- Задание
Перечислите все еду и напитки, которые, по словам Даши в тексте документа, девочки на курсе употребляли на обед.

Еще одной проблемой во время учебы для Даши стало питание. В подростковом возрасте она испытала на себе эмоциональное давление со стороны преподавателей по поводу веса.

Даша вспоминает, что почти у всех девочек на курсе мысли были только о еде: «Мы не завтракали, потому что могли взвесить. На обед выпивали самый паршивый кофе „три в одном“ и съедали либо тарелку гречки или риса, либо какой-то фрукт, а вечером нормально поужинать тоже не получалось».

Сейчас Даша перешла на более осознанное питание, потому что после выпуска на нее перестали давить, но годы в академии девушка вспоминает не без неприязни и называет происходившее зацикленностью.

- Материал
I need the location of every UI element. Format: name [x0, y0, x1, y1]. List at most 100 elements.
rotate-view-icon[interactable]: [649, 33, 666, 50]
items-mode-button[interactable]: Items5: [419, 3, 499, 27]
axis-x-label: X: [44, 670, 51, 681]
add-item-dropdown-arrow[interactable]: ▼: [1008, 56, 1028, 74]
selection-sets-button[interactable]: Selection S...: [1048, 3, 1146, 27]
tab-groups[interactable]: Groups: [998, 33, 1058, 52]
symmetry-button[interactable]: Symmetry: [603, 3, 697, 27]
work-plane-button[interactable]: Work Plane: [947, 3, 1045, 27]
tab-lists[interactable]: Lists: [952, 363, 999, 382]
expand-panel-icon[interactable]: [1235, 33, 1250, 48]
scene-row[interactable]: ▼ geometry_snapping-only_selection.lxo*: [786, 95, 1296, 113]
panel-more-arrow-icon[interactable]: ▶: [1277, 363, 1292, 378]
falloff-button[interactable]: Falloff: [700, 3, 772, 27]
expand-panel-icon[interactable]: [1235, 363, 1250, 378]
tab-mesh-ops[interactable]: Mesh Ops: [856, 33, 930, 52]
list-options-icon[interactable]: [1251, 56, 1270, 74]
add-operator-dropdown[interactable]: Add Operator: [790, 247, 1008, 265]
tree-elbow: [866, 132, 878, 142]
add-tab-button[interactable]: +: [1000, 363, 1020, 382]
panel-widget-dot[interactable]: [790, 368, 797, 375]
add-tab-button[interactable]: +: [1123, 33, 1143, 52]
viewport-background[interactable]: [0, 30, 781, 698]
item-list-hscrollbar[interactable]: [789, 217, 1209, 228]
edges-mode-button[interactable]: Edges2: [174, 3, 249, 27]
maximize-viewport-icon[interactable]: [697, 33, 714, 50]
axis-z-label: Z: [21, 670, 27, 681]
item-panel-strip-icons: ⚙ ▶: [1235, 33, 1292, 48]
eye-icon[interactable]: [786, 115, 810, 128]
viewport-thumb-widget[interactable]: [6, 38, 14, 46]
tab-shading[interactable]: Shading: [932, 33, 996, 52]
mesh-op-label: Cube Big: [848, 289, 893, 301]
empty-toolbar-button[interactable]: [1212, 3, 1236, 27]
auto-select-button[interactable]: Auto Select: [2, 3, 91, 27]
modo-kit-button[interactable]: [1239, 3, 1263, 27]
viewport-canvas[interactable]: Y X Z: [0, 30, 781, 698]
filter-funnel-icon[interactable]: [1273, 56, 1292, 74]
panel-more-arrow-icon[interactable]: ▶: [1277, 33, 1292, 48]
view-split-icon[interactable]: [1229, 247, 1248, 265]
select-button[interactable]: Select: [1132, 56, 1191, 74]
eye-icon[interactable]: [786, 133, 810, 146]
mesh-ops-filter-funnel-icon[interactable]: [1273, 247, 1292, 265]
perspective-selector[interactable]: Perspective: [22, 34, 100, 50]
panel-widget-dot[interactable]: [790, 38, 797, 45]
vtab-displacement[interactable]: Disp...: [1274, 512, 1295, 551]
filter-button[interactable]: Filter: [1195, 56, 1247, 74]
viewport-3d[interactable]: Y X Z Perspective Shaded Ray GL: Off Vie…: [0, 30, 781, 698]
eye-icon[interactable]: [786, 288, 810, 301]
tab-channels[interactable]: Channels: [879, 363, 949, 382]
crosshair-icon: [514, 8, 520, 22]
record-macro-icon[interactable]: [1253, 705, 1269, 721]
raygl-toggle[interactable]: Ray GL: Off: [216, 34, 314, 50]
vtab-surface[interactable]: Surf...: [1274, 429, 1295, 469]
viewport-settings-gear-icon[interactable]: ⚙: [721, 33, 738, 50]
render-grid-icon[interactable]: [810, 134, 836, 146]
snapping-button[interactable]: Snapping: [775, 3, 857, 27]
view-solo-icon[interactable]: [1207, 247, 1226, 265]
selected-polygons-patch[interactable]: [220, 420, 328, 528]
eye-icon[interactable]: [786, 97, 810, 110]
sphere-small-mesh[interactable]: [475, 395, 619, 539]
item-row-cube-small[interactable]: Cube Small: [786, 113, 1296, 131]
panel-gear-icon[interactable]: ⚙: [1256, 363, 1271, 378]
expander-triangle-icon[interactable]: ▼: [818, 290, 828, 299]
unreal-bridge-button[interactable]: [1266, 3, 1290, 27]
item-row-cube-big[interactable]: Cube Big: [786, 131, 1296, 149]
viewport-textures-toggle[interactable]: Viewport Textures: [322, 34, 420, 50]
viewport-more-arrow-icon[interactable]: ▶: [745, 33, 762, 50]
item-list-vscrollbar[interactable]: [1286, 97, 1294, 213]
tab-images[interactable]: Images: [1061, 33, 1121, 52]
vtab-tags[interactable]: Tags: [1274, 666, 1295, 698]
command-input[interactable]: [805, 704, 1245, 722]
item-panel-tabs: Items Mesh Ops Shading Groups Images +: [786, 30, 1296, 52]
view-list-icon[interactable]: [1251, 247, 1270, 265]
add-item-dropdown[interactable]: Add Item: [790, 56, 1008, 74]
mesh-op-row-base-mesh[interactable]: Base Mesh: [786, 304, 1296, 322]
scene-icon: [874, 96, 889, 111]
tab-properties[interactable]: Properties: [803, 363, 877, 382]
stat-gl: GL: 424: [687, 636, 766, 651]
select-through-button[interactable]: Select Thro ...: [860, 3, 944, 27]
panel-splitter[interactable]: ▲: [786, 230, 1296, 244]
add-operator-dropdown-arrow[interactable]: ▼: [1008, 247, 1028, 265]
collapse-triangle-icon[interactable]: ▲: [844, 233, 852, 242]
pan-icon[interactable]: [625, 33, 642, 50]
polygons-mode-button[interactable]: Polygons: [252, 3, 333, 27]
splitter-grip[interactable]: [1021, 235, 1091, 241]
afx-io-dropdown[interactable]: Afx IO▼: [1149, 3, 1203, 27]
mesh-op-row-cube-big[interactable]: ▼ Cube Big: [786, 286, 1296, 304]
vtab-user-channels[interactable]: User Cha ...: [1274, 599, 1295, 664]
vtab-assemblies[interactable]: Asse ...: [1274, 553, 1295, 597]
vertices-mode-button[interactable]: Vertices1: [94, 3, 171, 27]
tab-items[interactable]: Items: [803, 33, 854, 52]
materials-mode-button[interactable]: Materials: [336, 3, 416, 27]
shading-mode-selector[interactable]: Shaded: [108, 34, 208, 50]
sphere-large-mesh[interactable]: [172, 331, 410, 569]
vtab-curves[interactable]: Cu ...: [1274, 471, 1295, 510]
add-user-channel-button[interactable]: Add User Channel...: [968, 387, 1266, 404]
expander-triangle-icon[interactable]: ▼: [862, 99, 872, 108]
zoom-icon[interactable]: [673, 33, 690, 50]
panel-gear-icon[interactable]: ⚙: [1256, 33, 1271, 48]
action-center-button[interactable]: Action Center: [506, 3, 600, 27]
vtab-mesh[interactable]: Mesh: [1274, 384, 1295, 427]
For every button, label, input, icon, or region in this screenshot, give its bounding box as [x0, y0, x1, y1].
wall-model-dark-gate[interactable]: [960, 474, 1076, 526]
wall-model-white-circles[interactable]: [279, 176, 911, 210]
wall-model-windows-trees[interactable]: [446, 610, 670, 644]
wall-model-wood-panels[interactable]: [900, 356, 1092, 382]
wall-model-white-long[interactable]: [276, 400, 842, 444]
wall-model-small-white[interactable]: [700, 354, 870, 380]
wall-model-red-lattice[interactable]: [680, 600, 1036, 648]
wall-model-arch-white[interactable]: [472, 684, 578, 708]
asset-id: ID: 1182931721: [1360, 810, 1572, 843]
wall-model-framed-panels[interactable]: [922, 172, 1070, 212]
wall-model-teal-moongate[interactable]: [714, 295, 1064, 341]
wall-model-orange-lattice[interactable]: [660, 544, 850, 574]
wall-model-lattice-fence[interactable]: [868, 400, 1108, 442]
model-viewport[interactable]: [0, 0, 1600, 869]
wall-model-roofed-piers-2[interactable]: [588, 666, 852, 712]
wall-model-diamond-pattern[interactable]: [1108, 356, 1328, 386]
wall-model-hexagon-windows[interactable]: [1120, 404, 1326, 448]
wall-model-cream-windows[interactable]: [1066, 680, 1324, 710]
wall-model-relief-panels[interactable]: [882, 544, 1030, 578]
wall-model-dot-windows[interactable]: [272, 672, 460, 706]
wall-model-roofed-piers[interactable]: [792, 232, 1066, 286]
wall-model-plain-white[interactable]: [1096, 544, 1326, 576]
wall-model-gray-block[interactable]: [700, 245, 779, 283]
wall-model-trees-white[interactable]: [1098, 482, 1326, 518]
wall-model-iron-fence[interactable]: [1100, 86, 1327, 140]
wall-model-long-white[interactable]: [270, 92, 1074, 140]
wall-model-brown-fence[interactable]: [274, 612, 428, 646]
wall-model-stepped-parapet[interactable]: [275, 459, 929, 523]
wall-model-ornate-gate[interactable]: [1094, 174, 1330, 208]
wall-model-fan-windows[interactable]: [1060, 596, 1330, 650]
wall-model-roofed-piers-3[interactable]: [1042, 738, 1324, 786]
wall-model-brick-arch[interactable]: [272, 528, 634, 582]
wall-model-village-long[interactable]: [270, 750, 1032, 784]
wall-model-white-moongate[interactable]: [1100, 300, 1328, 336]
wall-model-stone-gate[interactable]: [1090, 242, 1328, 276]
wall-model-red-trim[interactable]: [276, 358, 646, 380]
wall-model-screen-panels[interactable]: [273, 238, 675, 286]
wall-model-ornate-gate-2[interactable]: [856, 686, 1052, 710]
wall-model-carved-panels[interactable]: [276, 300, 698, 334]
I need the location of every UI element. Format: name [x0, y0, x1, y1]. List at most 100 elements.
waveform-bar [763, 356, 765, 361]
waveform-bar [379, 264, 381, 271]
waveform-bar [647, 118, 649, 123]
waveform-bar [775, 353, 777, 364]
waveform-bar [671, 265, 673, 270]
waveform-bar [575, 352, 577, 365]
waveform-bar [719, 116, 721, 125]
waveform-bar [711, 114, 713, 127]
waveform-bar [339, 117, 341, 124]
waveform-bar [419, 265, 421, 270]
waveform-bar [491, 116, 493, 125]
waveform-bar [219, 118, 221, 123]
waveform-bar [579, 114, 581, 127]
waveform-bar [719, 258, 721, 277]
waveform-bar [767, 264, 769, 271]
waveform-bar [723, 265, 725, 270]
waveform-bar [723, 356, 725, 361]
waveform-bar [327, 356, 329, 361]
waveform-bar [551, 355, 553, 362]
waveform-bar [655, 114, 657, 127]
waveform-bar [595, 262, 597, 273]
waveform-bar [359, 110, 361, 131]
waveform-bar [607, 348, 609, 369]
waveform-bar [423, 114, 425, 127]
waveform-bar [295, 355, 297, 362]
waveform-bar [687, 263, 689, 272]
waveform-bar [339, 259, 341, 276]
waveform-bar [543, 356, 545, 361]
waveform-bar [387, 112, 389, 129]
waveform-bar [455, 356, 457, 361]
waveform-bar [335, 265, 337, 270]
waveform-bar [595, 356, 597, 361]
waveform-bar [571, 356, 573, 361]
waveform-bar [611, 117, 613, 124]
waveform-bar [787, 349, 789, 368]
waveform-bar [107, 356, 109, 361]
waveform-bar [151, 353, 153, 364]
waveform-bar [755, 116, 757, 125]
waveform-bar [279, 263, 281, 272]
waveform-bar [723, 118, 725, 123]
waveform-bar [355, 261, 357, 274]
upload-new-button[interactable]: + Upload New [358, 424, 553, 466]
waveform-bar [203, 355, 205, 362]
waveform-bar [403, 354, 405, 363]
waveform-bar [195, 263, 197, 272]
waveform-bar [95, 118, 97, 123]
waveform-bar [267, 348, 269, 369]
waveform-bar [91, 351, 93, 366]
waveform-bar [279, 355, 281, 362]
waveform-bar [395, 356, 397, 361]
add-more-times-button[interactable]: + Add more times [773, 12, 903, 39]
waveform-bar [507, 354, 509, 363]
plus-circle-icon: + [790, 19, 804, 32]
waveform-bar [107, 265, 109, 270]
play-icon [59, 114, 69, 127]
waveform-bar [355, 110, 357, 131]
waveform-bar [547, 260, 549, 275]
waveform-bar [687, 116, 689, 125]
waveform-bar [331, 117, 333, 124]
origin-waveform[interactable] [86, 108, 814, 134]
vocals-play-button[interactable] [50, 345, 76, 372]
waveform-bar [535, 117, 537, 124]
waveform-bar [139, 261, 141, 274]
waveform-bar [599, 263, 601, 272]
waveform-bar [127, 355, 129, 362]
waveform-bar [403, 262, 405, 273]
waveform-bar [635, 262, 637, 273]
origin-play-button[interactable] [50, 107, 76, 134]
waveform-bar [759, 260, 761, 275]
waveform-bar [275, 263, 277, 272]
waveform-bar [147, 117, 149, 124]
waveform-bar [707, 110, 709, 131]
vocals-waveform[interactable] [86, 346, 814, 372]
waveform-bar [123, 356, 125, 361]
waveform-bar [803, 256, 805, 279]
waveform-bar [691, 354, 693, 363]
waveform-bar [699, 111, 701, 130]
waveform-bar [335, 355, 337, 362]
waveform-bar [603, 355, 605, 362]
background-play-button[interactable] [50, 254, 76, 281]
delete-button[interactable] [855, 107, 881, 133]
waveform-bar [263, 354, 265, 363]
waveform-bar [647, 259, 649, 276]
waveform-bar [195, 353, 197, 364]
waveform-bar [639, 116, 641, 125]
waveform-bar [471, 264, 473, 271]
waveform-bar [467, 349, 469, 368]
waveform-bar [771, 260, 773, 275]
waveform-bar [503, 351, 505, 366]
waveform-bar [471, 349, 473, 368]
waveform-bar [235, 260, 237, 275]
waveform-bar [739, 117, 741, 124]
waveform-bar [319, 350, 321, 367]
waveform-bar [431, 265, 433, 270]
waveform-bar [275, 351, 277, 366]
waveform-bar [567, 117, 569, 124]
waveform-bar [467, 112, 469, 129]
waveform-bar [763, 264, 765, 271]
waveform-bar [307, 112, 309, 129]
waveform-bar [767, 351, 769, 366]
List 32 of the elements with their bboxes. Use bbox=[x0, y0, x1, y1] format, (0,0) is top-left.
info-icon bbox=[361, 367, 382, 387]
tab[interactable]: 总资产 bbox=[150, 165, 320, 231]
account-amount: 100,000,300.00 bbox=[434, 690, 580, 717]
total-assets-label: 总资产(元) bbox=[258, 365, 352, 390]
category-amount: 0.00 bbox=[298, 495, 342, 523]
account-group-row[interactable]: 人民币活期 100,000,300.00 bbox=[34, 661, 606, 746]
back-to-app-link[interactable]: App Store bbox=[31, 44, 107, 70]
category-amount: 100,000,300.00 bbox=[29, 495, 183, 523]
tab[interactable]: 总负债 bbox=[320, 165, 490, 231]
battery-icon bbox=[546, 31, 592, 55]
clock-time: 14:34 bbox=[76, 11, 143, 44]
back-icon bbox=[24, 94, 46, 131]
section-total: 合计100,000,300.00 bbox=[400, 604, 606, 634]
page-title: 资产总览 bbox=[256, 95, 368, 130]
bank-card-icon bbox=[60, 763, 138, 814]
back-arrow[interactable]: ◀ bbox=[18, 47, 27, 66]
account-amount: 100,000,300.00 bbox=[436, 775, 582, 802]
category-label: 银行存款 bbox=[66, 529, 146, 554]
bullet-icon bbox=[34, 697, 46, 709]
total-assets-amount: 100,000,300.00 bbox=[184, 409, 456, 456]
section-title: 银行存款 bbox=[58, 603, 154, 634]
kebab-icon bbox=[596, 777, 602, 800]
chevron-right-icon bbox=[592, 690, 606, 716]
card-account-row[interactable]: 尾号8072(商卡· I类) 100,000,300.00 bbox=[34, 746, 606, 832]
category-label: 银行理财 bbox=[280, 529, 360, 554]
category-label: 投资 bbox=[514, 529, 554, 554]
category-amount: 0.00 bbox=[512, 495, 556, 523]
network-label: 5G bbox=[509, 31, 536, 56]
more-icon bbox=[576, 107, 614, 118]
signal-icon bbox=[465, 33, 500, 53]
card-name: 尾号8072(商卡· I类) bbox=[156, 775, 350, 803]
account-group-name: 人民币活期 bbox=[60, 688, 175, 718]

- Полный ответ
Кофе «три в одном», гречка, рис, фрукт.